> _Exercise_
Copy out the data below, substituting "data-cell" for every occurrence of "value-cell" and keeping everything else the same.

> _Records for this task_
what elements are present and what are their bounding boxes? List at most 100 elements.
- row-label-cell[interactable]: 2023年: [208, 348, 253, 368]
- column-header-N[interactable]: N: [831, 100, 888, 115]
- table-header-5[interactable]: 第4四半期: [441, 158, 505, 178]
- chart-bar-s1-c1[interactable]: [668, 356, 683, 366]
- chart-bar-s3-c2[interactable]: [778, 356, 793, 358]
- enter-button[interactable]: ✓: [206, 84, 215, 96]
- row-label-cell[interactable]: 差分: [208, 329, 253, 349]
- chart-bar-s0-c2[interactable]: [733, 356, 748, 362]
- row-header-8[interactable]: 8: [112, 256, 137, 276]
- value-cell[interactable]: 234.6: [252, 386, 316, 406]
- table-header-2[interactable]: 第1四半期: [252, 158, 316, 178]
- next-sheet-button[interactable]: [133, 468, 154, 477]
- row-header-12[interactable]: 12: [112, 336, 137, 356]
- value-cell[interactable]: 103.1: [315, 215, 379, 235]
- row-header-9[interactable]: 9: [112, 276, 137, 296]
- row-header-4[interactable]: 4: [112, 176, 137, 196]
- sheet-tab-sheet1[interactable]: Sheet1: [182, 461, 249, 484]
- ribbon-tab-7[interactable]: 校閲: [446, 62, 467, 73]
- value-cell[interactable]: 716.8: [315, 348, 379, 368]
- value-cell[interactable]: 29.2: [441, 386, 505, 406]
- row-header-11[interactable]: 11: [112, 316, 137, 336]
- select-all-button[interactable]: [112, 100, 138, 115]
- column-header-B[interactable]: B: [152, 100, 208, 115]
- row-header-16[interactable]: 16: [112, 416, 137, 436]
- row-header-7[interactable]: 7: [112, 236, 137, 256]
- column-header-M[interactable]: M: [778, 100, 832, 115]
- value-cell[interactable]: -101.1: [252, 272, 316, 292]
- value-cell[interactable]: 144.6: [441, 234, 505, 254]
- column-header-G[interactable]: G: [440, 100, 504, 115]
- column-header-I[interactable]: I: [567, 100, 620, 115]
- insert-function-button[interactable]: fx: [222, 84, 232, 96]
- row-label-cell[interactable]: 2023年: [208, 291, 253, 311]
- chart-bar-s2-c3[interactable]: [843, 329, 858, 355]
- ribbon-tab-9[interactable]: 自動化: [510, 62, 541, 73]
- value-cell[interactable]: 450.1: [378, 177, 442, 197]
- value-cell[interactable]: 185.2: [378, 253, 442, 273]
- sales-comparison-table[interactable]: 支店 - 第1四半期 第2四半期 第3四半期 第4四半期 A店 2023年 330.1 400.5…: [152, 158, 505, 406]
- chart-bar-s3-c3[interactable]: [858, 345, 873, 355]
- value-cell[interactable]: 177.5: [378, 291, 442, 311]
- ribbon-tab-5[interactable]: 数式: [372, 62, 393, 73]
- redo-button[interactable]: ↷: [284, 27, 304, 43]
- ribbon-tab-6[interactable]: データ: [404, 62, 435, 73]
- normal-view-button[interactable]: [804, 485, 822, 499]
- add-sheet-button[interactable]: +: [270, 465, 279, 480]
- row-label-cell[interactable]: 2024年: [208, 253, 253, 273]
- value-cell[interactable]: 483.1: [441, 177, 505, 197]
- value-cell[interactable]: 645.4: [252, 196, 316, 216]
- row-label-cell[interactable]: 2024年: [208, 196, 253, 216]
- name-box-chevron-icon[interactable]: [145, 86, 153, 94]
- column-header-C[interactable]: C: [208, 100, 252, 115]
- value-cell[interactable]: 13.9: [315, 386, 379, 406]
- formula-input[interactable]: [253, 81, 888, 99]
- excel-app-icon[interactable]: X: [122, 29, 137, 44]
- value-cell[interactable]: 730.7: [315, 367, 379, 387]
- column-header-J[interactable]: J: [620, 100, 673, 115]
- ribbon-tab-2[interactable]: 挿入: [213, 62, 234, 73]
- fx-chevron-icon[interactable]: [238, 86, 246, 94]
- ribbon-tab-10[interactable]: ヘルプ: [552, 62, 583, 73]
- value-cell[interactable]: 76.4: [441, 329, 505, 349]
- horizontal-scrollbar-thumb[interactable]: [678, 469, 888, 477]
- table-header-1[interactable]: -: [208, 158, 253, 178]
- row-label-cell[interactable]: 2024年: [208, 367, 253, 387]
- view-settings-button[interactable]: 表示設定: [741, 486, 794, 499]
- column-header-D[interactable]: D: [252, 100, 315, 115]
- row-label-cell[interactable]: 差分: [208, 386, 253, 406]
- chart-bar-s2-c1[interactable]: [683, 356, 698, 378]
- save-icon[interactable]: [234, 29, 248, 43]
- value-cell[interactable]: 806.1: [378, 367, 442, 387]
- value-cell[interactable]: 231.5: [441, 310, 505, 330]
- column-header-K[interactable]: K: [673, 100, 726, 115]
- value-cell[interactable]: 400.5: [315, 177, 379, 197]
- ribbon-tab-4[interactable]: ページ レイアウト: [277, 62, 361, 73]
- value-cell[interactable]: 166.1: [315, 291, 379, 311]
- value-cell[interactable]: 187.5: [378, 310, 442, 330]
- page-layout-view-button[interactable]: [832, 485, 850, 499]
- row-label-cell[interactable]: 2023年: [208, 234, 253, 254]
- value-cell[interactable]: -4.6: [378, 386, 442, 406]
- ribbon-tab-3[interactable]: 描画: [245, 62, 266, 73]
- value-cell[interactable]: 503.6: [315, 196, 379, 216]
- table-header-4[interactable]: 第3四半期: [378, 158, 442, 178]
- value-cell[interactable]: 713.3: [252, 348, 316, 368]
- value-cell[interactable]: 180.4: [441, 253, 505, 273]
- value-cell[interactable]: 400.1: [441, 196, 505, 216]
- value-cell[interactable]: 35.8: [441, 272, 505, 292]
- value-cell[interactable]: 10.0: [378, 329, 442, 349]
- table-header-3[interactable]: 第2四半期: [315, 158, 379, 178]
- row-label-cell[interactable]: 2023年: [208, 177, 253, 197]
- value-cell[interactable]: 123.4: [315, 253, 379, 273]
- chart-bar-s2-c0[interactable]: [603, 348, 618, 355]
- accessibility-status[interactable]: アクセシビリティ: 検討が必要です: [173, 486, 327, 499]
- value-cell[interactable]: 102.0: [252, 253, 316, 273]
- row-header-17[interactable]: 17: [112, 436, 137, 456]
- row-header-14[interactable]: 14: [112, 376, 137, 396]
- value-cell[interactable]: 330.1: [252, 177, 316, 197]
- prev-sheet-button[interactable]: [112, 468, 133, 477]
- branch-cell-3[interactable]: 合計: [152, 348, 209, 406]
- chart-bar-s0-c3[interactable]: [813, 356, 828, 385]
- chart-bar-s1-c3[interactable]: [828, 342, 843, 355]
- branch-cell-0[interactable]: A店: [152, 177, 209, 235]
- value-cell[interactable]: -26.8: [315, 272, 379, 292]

> _Response to this exercise_
what elements are present and what are their bounding boxes? List at most 100 elements.
- row-label-cell[interactable]: 2023年: [208, 348, 253, 368]
- column-header-N[interactable]: N: [831, 100, 888, 115]
- table-header-5[interactable]: 第4四半期: [441, 158, 505, 178]
- chart-bar-s1-c1[interactable]: [668, 356, 683, 366]
- chart-bar-s3-c2[interactable]: [778, 356, 793, 358]
- enter-button[interactable]: ✓: [206, 84, 215, 96]
- row-label-cell[interactable]: 差分: [208, 329, 253, 349]
- chart-bar-s0-c2[interactable]: [733, 356, 748, 362]
- row-header-8[interactable]: 8: [112, 256, 137, 276]
- data-cell[interactable]: 234.6: [252, 386, 316, 406]
- table-header-2[interactable]: 第1四半期: [252, 158, 316, 178]
- next-sheet-button[interactable]: [133, 468, 154, 477]
- row-header-12[interactable]: 12: [112, 336, 137, 356]
- data-cell[interactable]: 103.1: [315, 215, 379, 235]
- row-header-9[interactable]: 9: [112, 276, 137, 296]
- row-header-4[interactable]: 4: [112, 176, 137, 196]
- sheet-tab-sheet1[interactable]: Sheet1: [182, 461, 249, 484]
- ribbon-tab-7[interactable]: 校閲: [446, 62, 467, 73]
- data-cell[interactable]: 716.8: [315, 348, 379, 368]
- data-cell[interactable]: 29.2: [441, 386, 505, 406]
- row-header-11[interactable]: 11: [112, 316, 137, 336]
- select-all-button[interactable]: [112, 100, 138, 115]
- column-header-B[interactable]: B: [152, 100, 208, 115]
- row-header-16[interactable]: 16: [112, 416, 137, 436]
- row-header-7[interactable]: 7: [112, 236, 137, 256]
- column-header-M[interactable]: M: [778, 100, 832, 115]
- data-cell[interactable]: -101.1: [252, 272, 316, 292]
- data-cell[interactable]: 144.6: [441, 234, 505, 254]
- column-header-G[interactable]: G: [440, 100, 504, 115]
- column-header-I[interactable]: I: [567, 100, 620, 115]
- insert-function-button[interactable]: fx: [222, 84, 232, 96]
- row-label-cell[interactable]: 2023年: [208, 291, 253, 311]
- chart-bar-s2-c3[interactable]: [843, 329, 858, 355]
- ribbon-tab-9[interactable]: 自動化: [510, 62, 541, 73]
- data-cell[interactable]: 450.1: [378, 177, 442, 197]
- data-cell[interactable]: 185.2: [378, 253, 442, 273]
- sales-comparison-table[interactable]: 支店 - 第1四半期 第2四半期 第3四半期 第4四半期 A店 2023年 330.1 400.5…: [152, 158, 505, 406]
- chart-bar-s3-c3[interactable]: [858, 345, 873, 355]
- data-cell[interactable]: 177.5: [378, 291, 442, 311]
- ribbon-tab-5[interactable]: 数式: [372, 62, 393, 73]
- redo-button[interactable]: ↷: [284, 27, 304, 43]
- ribbon-tab-6[interactable]: データ: [404, 62, 435, 73]
- normal-view-button[interactable]: [804, 485, 822, 499]
- add-sheet-button[interactable]: +: [270, 465, 279, 480]
- row-label-cell[interactable]: 2024年: [208, 253, 253, 273]
- data-cell[interactable]: 483.1: [441, 177, 505, 197]
- data-cell[interactable]: 645.4: [252, 196, 316, 216]
- row-label-cell[interactable]: 2024年: [208, 196, 253, 216]
- name-box-chevron-icon[interactable]: [145, 86, 153, 94]
- column-header-C[interactable]: C: [208, 100, 252, 115]
- data-cell[interactable]: 13.9: [315, 386, 379, 406]
- formula-input[interactable]: [253, 81, 888, 99]
- excel-app-icon[interactable]: X: [122, 29, 137, 44]
- data-cell[interactable]: 730.7: [315, 367, 379, 387]
- column-header-J[interactable]: J: [620, 100, 673, 115]
- ribbon-tab-2[interactable]: 挿入: [213, 62, 234, 73]
- fx-chevron-icon[interactable]: [238, 86, 246, 94]
- ribbon-tab-10[interactable]: ヘルプ: [552, 62, 583, 73]
- data-cell[interactable]: 76.4: [441, 329, 505, 349]
- horizontal-scrollbar-thumb[interactable]: [678, 469, 888, 477]
- table-header-1[interactable]: -: [208, 158, 253, 178]
- row-label-cell[interactable]: 2024年: [208, 367, 253, 387]
- view-settings-button[interactable]: 表示設定: [741, 486, 794, 499]
- column-header-D[interactable]: D: [252, 100, 315, 115]
- row-label-cell[interactable]: 差分: [208, 386, 253, 406]
- chart-bar-s2-c1[interactable]: [683, 356, 698, 378]
- save-icon[interactable]: [234, 29, 248, 43]
- data-cell[interactable]: 806.1: [378, 367, 442, 387]
- data-cell[interactable]: 231.5: [441, 310, 505, 330]
- column-header-K[interactable]: K: [673, 100, 726, 115]
- data-cell[interactable]: 400.5: [315, 177, 379, 197]
- ribbon-tab-4[interactable]: ページ レイアウト: [277, 62, 361, 73]
- data-cell[interactable]: 166.1: [315, 291, 379, 311]
- data-cell[interactable]: 187.5: [378, 310, 442, 330]
- page-layout-view-button[interactable]: [832, 485, 850, 499]
- row-label-cell[interactable]: 2023年: [208, 234, 253, 254]
- data-cell[interactable]: -4.6: [378, 386, 442, 406]
- ribbon-tab-3[interactable]: 描画: [245, 62, 266, 73]
- data-cell[interactable]: 503.6: [315, 196, 379, 216]
- table-header-4[interactable]: 第3四半期: [378, 158, 442, 178]
- data-cell[interactable]: 713.3: [252, 348, 316, 368]
- data-cell[interactable]: 180.4: [441, 253, 505, 273]
- data-cell[interactable]: 400.1: [441, 196, 505, 216]
- data-cell[interactable]: 35.8: [441, 272, 505, 292]
- data-cell[interactable]: 10.0: [378, 329, 442, 349]
- table-header-3[interactable]: 第2四半期: [315, 158, 379, 178]
- row-label-cell[interactable]: 2023年: [208, 177, 253, 197]
- data-cell[interactable]: 123.4: [315, 253, 379, 273]
- chart-bar-s2-c0[interactable]: [603, 348, 618, 355]
- accessibility-status[interactable]: アクセシビリティ: 検討が必要です: [173, 486, 327, 499]
- data-cell[interactable]: 102.0: [252, 253, 316, 273]
- row-header-17[interactable]: 17: [112, 436, 137, 456]
- row-header-14[interactable]: 14: [112, 376, 137, 396]
- data-cell[interactable]: 330.1: [252, 177, 316, 197]
- prev-sheet-button[interactable]: [112, 468, 133, 477]
- branch-cell-3[interactable]: 合計: [152, 348, 209, 406]
- chart-bar-s0-c3[interactable]: [813, 356, 828, 385]
- chart-bar-s1-c3[interactable]: [828, 342, 843, 355]
- branch-cell-0[interactable]: A店: [152, 177, 209, 235]
- data-cell[interactable]: -26.8: [315, 272, 379, 292]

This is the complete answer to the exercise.